§ **Task to carry out**
Copy out all lines that hold "Specification".

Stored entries

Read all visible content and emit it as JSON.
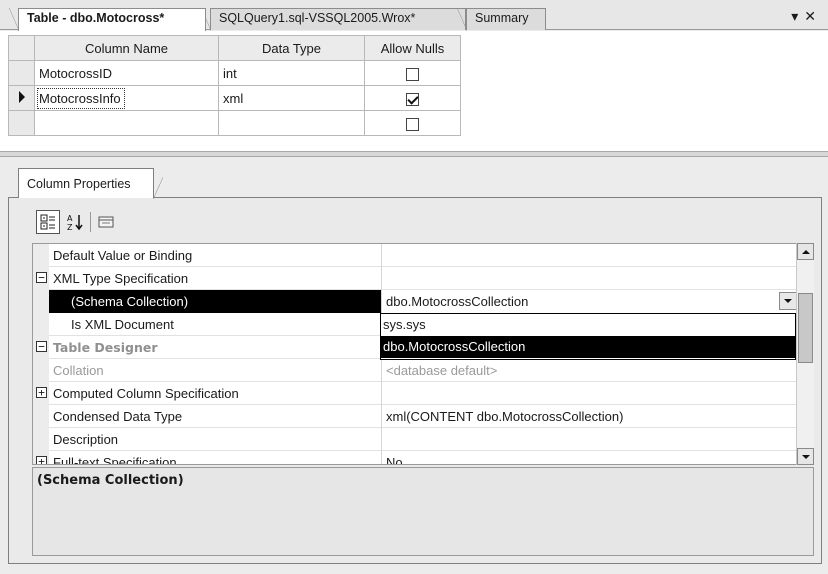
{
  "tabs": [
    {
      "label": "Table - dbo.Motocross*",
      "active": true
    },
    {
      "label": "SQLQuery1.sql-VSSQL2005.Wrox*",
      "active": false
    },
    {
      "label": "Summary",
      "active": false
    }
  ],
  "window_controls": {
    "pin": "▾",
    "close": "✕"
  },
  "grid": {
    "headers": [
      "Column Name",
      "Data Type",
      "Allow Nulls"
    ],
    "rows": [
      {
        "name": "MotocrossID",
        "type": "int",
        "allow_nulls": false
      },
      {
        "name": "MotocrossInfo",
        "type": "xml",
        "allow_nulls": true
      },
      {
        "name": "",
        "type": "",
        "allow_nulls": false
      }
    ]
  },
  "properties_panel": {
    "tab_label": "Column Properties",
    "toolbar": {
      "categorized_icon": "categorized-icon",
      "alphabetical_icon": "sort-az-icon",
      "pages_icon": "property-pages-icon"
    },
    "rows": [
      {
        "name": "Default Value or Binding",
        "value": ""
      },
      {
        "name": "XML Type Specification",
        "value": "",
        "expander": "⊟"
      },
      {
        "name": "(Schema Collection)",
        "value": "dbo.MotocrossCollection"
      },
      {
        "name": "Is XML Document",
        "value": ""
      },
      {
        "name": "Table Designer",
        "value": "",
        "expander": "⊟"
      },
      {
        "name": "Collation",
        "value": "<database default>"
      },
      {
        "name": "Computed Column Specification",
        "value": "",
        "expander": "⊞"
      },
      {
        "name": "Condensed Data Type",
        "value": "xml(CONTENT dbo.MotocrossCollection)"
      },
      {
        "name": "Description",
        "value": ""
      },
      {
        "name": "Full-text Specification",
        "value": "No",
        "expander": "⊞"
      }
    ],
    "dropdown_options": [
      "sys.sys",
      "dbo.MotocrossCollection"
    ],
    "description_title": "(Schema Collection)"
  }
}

§ **Response to the exercise**
        "name": "XML Type Specification",
        "name": "Computed Column Specification",
        "name": "Full-text Specification",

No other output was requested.